[Dataset excerpt]

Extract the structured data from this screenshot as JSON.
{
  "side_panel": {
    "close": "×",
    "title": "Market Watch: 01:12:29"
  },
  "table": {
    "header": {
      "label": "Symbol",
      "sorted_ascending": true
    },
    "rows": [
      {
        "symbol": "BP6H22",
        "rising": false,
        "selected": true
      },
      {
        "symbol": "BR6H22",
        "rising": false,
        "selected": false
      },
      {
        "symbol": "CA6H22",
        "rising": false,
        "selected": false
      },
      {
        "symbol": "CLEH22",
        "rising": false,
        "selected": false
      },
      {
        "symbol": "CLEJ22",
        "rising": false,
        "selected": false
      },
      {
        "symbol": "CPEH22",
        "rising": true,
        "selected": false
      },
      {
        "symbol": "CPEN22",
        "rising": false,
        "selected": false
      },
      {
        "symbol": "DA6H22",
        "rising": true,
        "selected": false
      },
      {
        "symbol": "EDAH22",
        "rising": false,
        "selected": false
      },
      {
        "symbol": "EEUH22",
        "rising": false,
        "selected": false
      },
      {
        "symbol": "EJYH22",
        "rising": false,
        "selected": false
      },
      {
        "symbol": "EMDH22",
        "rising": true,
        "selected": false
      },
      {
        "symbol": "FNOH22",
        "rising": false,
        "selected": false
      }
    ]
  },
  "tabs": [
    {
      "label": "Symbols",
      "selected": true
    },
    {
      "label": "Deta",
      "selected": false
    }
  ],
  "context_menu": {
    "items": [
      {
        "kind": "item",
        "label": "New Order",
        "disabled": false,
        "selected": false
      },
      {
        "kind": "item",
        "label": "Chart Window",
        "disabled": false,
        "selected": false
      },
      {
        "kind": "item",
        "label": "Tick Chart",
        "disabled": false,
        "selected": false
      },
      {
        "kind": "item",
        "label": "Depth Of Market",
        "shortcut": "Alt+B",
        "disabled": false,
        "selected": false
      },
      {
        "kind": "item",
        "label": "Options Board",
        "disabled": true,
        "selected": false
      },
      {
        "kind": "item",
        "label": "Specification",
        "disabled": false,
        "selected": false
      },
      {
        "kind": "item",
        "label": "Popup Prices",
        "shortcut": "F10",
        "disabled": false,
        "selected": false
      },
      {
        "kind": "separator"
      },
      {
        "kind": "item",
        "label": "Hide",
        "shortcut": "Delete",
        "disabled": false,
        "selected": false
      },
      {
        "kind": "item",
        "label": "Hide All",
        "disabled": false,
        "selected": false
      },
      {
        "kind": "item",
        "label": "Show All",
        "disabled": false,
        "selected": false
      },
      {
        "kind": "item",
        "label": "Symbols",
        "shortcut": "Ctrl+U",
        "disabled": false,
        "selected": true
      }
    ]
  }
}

## WHAT YOU ARE ASKED TO DO
Using the entries above, please restate each one word for word.

## OUTPUT
Extract the structured data from this screenshot as JSON.
{
  "side_panel": {
    "close": "×",
    "title": "Market Watch: 01:12:29"
  },
  "table": {
    "header": {
      "label": "Symbol",
      "sorted_ascending": true
    },
    "rows": [
      {
        "symbol": "BP6H22",
        "rising": false,
        "selected": true
      },
      {
        "symbol": "BR6H22",
        "rising": false,
        "selected": false
      },
      {
        "symbol": "CA6H22",
        "rising": false,
        "selected": false
      },
      {
        "symbol": "CLEH22",
        "rising": false,
        "selected": false
      },
      {
        "symbol": "CLEJ22",
        "rising": false,
        "selected": false
      },
      {
        "symbol": "CPEH22",
        "rising": true,
        "selected": false
      },
      {
        "symbol": "CPEN22",
        "rising": false,
        "selected": false
      },
      {
        "symbol": "DA6H22",
        "rising": true,
        "selected": false
      },
      {
        "symbol": "EDAH22",
        "rising": false,
        "selected": false
      },
      {
        "symbol": "EEUH22",
        "rising": false,
        "selected": false
      },
      {
        "symbol": "EJYH22",
        "rising": false,
        "selected": false
      },
      {
        "symbol": "EMDH22",
        "rising": true,
        "selected": false
      },
      {
        "symbol": "FNOH22",
        "rising": false,
        "selected": false
      }
    ]
  },
  "tabs": [
    {
      "label": "Symbols",
      "selected": true
    },
    {
      "label": "Deta",
      "selected": false
    }
  ],
  "context_menu": {
    "items": [
      {
        "kind": "item",
        "label": "New Order",
        "disabled": false,
        "selected": false
      },
      {
        "kind": "item",
        "label": "Chart Window",
        "disabled": false,
        "selected": false
      },
      {
        "kind": "item",
        "label": "Tick Chart",
        "disabled": false,
        "selected": false
      },
      {
        "kind": "item",
        "label": "Depth Of Market",
        "shortcut": "Alt+B",
        "disabled": false,
        "selected": false
      },
      {
        "kind": "item",
        "label": "Options Board",
        "disabled": true,
        "selected": false
      },
      {
        "kind": "item",
        "label": "Specification",
        "disabled": false,
        "selected": false
      },
      {
        "kind": "item",
        "label": "Popup Prices",
        "shortcut": "F10",
        "disabled": false,
        "selected": false
      },
      {
        "kind": "separator"
      },
      {
        "kind": "item",
        "label": "Hide",
        "shortcut": "Delete",
        "disabled": false,
        "selected": false
      },
      {
        "kind": "item",
        "label": "Hide All",
        "disabled": false,
        "selected": false
      },
      {
        "kind": "item",
        "label": "Show All",
        "disabled": false,
        "selected": false
      },
      {
        "kind": "item",
        "label": "Symbols",
        "shortcut": "Ctrl+U",
        "disabled": false,
        "selected": true
      }
    ]
  }
}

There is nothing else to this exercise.